▸ **INSTRUCTION**
Copy the records from the line containing "help-icon: ? <box>45 301 52 315</box>" through the line containing "chevron-down-icon: ▼ <box>545", unchanged.

►

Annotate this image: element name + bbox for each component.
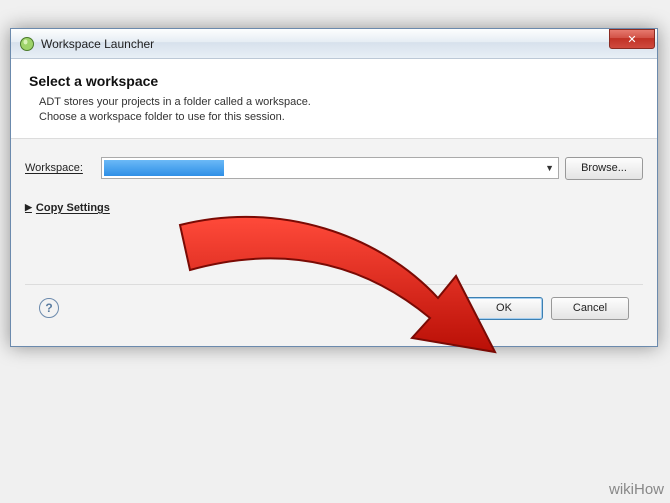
help-icon: ? <box>45 301 52 315</box>
workspace-selection-highlight <box>104 160 224 176</box>
workspace-label: Workspace: <box>25 162 95 174</box>
ok-button[interactable]: OK <box>465 297 543 320</box>
workspace-launcher-dialog: Workspace Launcher ✕ Select a workspace … <box>10 28 658 347</box>
dialog-footer: ? OK Cancel <box>25 284 643 334</box>
watermark: wikiHow <box>609 481 664 499</box>
dialog-title: Workspace Launcher <box>41 37 609 51</box>
cancel-button[interactable]: Cancel <box>551 297 629 320</box>
header-heading: Select a workspace <box>29 73 639 89</box>
copy-settings-toggle[interactable]: ▶ Copy Settings <box>25 202 643 214</box>
chevron-down-icon: ▼ <box>545 163 554 173</box>
close-button[interactable]: ✕ <box>609 29 655 49</box>
header-description: ADT stores your projects in a folder cal… <box>39 95 639 126</box>
form-area: Workspace: ▼ Browse... ▶ Copy Settings ?… <box>11 139 657 346</box>
app-icon <box>19 36 35 52</box>
browse-button[interactable]: Browse... <box>565 157 643 180</box>
dialog-header: Select a workspace ADT stores your proje… <box>11 59 657 139</box>
workspace-combobox[interactable]: ▼ <box>101 157 559 179</box>
titlebar: Workspace Launcher ✕ <box>11 29 657 59</box>
copy-settings-label: Copy Settings <box>36 202 110 214</box>
triangle-right-icon: ▶ <box>25 202 32 213</box>
header-line2: Choose a workspace folder to use for thi… <box>39 110 639 125</box>
workspace-row: Workspace: ▼ Browse... <box>25 157 643 180</box>
header-line1: ADT stores your projects in a folder cal… <box>39 95 639 110</box>
help-button[interactable]: ? <box>39 298 59 318</box>
close-icon: ✕ <box>627 33 636 46</box>
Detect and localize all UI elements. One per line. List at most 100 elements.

◄

▸ **TASK SOLUTION**
help-icon: ? <box>45 301 52 315</box>
workspace-selection-highlight <box>104 160 224 176</box>
workspace-label: Workspace: <box>25 162 95 174</box>
ok-button[interactable]: OK <box>465 297 543 320</box>
workspace-launcher-dialog: Workspace Launcher ✕ Select a workspace … <box>10 28 658 347</box>
dialog-footer: ? OK Cancel <box>25 284 643 334</box>
watermark: wikiHow <box>609 481 664 499</box>
dialog-title: Workspace Launcher <box>41 37 609 51</box>
cancel-button[interactable]: Cancel <box>551 297 629 320</box>
header-heading: Select a workspace <box>29 73 639 89</box>
copy-settings-toggle[interactable]: ▶ Copy Settings <box>25 202 643 214</box>
chevron-down-icon: ▼ <box>545 163 554 173</box>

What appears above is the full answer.